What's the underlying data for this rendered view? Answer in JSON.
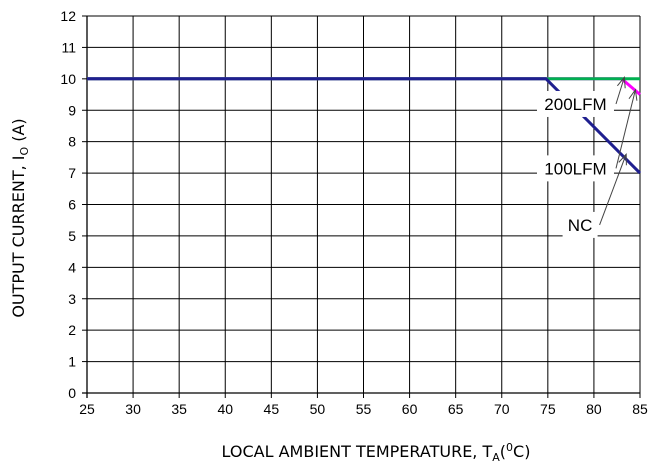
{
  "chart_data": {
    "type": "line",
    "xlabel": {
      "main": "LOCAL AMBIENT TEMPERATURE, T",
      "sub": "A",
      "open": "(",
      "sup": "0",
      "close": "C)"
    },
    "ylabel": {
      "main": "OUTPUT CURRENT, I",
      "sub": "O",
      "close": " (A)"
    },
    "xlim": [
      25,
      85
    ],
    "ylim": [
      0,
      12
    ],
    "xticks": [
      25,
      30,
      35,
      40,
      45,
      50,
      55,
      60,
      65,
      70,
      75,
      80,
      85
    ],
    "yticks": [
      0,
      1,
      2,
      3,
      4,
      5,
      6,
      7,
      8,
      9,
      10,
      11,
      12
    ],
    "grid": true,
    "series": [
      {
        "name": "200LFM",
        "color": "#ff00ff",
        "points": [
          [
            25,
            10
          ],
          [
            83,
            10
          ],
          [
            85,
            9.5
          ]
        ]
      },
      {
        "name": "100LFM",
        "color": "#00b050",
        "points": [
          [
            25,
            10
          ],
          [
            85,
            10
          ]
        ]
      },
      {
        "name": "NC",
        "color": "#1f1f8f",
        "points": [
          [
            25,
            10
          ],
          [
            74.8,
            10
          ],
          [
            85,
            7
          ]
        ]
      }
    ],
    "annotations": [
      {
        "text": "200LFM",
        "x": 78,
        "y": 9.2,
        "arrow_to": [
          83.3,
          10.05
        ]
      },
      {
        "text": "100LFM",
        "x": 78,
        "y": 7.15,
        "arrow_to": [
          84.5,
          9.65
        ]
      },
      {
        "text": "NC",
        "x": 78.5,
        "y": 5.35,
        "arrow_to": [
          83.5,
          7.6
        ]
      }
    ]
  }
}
▬▬▬▬▬▬
Transcribe every entry above exactly. Omit all pictures.

What's the underlying data for this rendered view? Answer in JSON.
{
  "chart_data": {
    "type": "line",
    "xlabel": {
      "main": "LOCAL AMBIENT TEMPERATURE, T",
      "sub": "A",
      "open": "(",
      "sup": "0",
      "close": "C)"
    },
    "ylabel": {
      "main": "OUTPUT CURRENT, I",
      "sub": "O",
      "close": " (A)"
    },
    "xlim": [
      25,
      85
    ],
    "ylim": [
      0,
      12
    ],
    "xticks": [
      25,
      30,
      35,
      40,
      45,
      50,
      55,
      60,
      65,
      70,
      75,
      80,
      85
    ],
    "yticks": [
      0,
      1,
      2,
      3,
      4,
      5,
      6,
      7,
      8,
      9,
      10,
      11,
      12
    ],
    "grid": true,
    "series": [
      {
        "name": "200LFM",
        "color": "#ff00ff",
        "points": [
          [
            25,
            10
          ],
          [
            83,
            10
          ],
          [
            85,
            9.5
          ]
        ]
      },
      {
        "name": "100LFM",
        "color": "#00b050",
        "points": [
          [
            25,
            10
          ],
          [
            85,
            10
          ]
        ]
      },
      {
        "name": "NC",
        "color": "#1f1f8f",
        "points": [
          [
            25,
            10
          ],
          [
            74.8,
            10
          ],
          [
            85,
            7
          ]
        ]
      }
    ],
    "annotations": [
      {
        "text": "200LFM",
        "x": 78,
        "y": 9.2,
        "arrow_to": [
          83.3,
          10.05
        ]
      },
      {
        "text": "100LFM",
        "x": 78,
        "y": 7.15,
        "arrow_to": [
          84.5,
          9.65
        ]
      },
      {
        "text": "NC",
        "x": 78.5,
        "y": 5.35,
        "arrow_to": [
          83.5,
          7.6
        ]
      }
    ]
  }
}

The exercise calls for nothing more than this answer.